:: Consigne a ::
Recopiez tout le passage de la critique ci-dessous, depuis « Un voyage dans » jusqu'à « les différents personnages. ».

:: Extrait choisi ::
"Chambre avec vue" ouvre des fenêtres sur plusieurs paysages, extérieurs, et intérieurs. Le premier qui est offert, celui de la fenêtre d'une pension de famille réservée à de riches britanniques, à Florence, avec vue sur l'Arno, à la fin du dix-neuvième siècle, est impressionnant de beauté et d'acuité.
Un voyage dans le temps, dont le joli minois de l'héroïne principale, miss Honeychurch, ne dépare pas, tant elle a la grâce de la jeunesse et beaucoup de talent pour incarner ce personnage perdu dans les conventions et les contradictions de son âme, et celles des lois sociales
. L'image est belle, tout au long du film, les plans filmés par James Ivory ne souffrent d'aucun défaut. Il ne concède rien à l'époque où le film a été tourné, fidèle aux sentiments, aux manières, et aux costumes de l'époque victorienne. Si bien que le film n'a absolument pris aucune ride. Au delà du romanesque, cette production offre un intérêt historique, sociologique, et ethnologique, de l'Italie, et autant de l'Angleterre à la suite, même si pour cette dernière, le traitement visuel sera plus restreint , au cadre d'une belle demeure, où se retrouveront les différents personnages.

:: Consigne b ::
Indiquez combien de lignes, plus bas, contiennent la chaîne « date », en respectant la casse. Donnez seulement le nombre.

:: Les lignes ::
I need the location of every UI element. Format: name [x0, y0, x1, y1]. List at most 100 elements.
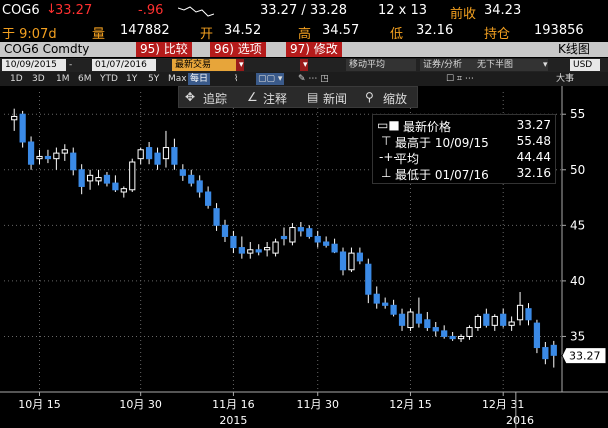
- open: 34.52: [224, 23, 262, 38]
- candle-body: [78, 169, 85, 187]
- range-1d[interactable]: 1D: [10, 74, 23, 84]
- chart-style-dropdown[interactable]: ▢▢ ▾: [256, 73, 285, 85]
- candle-body: [103, 174, 111, 184]
- legend-avg-label: 平均: [395, 152, 420, 166]
- candle-body: [474, 315, 482, 329]
- tab-compare[interactable]: 95) 比较: [136, 42, 192, 57]
- candle-body: [179, 169, 186, 176]
- end-date-field[interactable]: 01/07/2016: [92, 59, 156, 71]
- y-tick-label: 40: [570, 274, 585, 288]
- last-price: 33.27: [55, 3, 93, 18]
- range-6m[interactable]: 6M: [78, 74, 92, 84]
- candle-body: [162, 147, 170, 160]
- news-icon[interactable]: ▤: [307, 90, 319, 104]
- candle-body: [365, 263, 372, 295]
- lower-chart-chevron-icon[interactable]: ▾: [540, 59, 548, 71]
- candle-body: [280, 235, 288, 240]
- moving-average-dropdown[interactable]: 移动平均: [346, 59, 416, 71]
- candle-body: [415, 313, 423, 324]
- news-button[interactable]: 新闻: [323, 92, 348, 106]
- last-trade-dropdown[interactable]: 最新交易: [172, 59, 236, 71]
- range-5y[interactable]: 5Y: [148, 74, 160, 84]
- legend-high-value: 55.48: [516, 134, 551, 148]
- candle-body: [272, 241, 279, 254]
- candle-body: [27, 141, 35, 165]
- candle-body: [95, 177, 102, 182]
- volume-label: 量: [92, 27, 106, 42]
- line-chart-icon[interactable]: ⌇: [234, 74, 239, 84]
- candle-body: [407, 311, 414, 329]
- candle-body: [314, 235, 321, 243]
- date-separator: -: [69, 60, 73, 70]
- candle-body: [297, 227, 304, 232]
- time-label: 于 9:07d: [2, 27, 57, 42]
- candle-body: [398, 313, 406, 326]
- y-tick-label: 55: [570, 107, 585, 121]
- crosshair-icon[interactable]: ✥: [185, 90, 196, 104]
- candle-body: [11, 115, 18, 121]
- last-price-label: 33.27: [569, 350, 601, 363]
- range-1m[interactable]: 1M: [56, 74, 70, 84]
- range-max[interactable]: Max: [168, 74, 187, 84]
- price-chart[interactable]: 35 40 45 50 55 33.27 10月 15 10月 30 11月 16 11月 30…: [0, 86, 608, 428]
- annotate-button[interactable]: 注释: [263, 92, 288, 106]
- candle-body: [432, 327, 439, 332]
- events-toggle-icon[interactable]: ☐ ⌗ ⋯: [446, 74, 474, 84]
- events-dropdown[interactable]: 证券/分析: [420, 59, 486, 71]
- x-tick-label: 12月 15: [389, 398, 432, 411]
- candle-body: [356, 252, 363, 262]
- big-events-button[interactable]: 大事: [556, 74, 575, 84]
- volume: 147882: [120, 23, 170, 38]
- candle-body: [466, 327, 473, 337]
- range-ytd[interactable]: YTD: [100, 74, 118, 84]
- candle-body: [348, 252, 355, 271]
- open-interest-label: 持仓: [484, 27, 511, 42]
- zoom-button[interactable]: 缩放: [383, 92, 408, 106]
- range-3d[interactable]: 3D: [32, 74, 45, 84]
- range-1y[interactable]: 1Y: [126, 74, 138, 84]
- candle-body: [264, 247, 271, 251]
- ticker[interactable]: COG6: [2, 3, 40, 18]
- drawing-tools-icon[interactable]: ✎ ⋯ ◳: [298, 74, 329, 84]
- zoom-icon[interactable]: ⚲: [365, 90, 374, 104]
- candle-body: [145, 147, 153, 160]
- tab-modify-num: 97): [290, 42, 310, 56]
- tab-options[interactable]: 96) 选项: [210, 42, 266, 57]
- price-legend: ▭■ 最新价格 33.27 ⊤ 最高于 10/09/15 55.48 -+- 平…: [372, 114, 556, 184]
- red-dropdown-chevron-icon[interactable]: ▾: [300, 59, 308, 71]
- candle-body: [424, 319, 431, 329]
- candle-body: [525, 308, 532, 321]
- security-name[interactable]: COG6 Comdty: [4, 42, 90, 56]
- candle-body: [137, 149, 144, 160]
- candlesticks: [11, 108, 557, 368]
- track-button[interactable]: 追踪: [203, 92, 228, 106]
- candle-body: [457, 335, 465, 340]
- candle-body: [289, 227, 296, 243]
- x-tick-label: 11月 16: [212, 398, 255, 411]
- candle-body: [483, 313, 490, 326]
- candle-body: [188, 174, 195, 184]
- legend-low-label: 最低于 01/07/16: [395, 168, 489, 182]
- candle-body: [19, 113, 26, 143]
- chart-tools-toolbar: ✥ 追踪 ∠ 注释 ▤ 新闻 ⚲ 缩放: [178, 86, 418, 108]
- start-date-field[interactable]: 10/09/2015: [2, 59, 66, 71]
- candle-body: [542, 347, 549, 360]
- currency-dropdown[interactable]: USD: [570, 59, 600, 71]
- high-marker-icon: ⊤: [381, 134, 392, 148]
- chart-type-label[interactable]: K线图: [558, 42, 590, 56]
- candle-body: [533, 322, 541, 349]
- lower-chart-dropdown[interactable]: 无下半图: [474, 59, 540, 71]
- annotate-icon[interactable]: ∠: [247, 90, 258, 104]
- down-arrow-icon: ↓: [46, 2, 57, 17]
- x-axis: 10月 15 10月 30 11月 16 11月 30 12月 15 12月 31 2015…: [0, 391, 608, 428]
- tab-modify[interactable]: 97) 修改: [286, 42, 342, 57]
- legend-high-label: 最高于 10/09/15: [395, 136, 489, 150]
- tab-options-num: 96): [214, 42, 234, 56]
- legend-collapse-icon[interactable]: ▭■: [377, 118, 400, 132]
- last-trade-chevron-down-icon[interactable]: ▾: [236, 59, 244, 71]
- candle-body: [323, 241, 330, 246]
- candle-body: [500, 313, 507, 326]
- candle-body: [230, 235, 237, 249]
- tab-compare-label: 比较: [163, 42, 188, 56]
- period-dropdown[interactable]: 每日: [188, 73, 211, 85]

:: Résultat a ::
Un voyage dans le temps, dont le joli minois de l'héroïne principale, miss Honeychurch, ne dépare pas, tant elle a la grâce de la jeunesse et beaucoup de talent pour incarner ce personnage perdu dans les conventions et les contradictions de son âme, et celles des lois sociales
. L'image est belle, tout au long du film, les plans filmés par James Ivory ne souffrent d'aucun défaut. Il ne concède rien à l'époque où le film a été tourné, fidèle aux sentiments, aux manières, et aux costumes de l'époque victorienne. Si bien que le film n'a absolument pris aucune ride. Au delà du romanesque, cette production offre un intérêt historique, sociologique, et ethnologique, de l'Italie, et autant de l'Angleterre à la suite, même si pour cette dernière, le traitement visuel sera plus restreint , au cadre d'une belle demeure, où se retrouveront les différents personnages.

:: Résultat b ::
3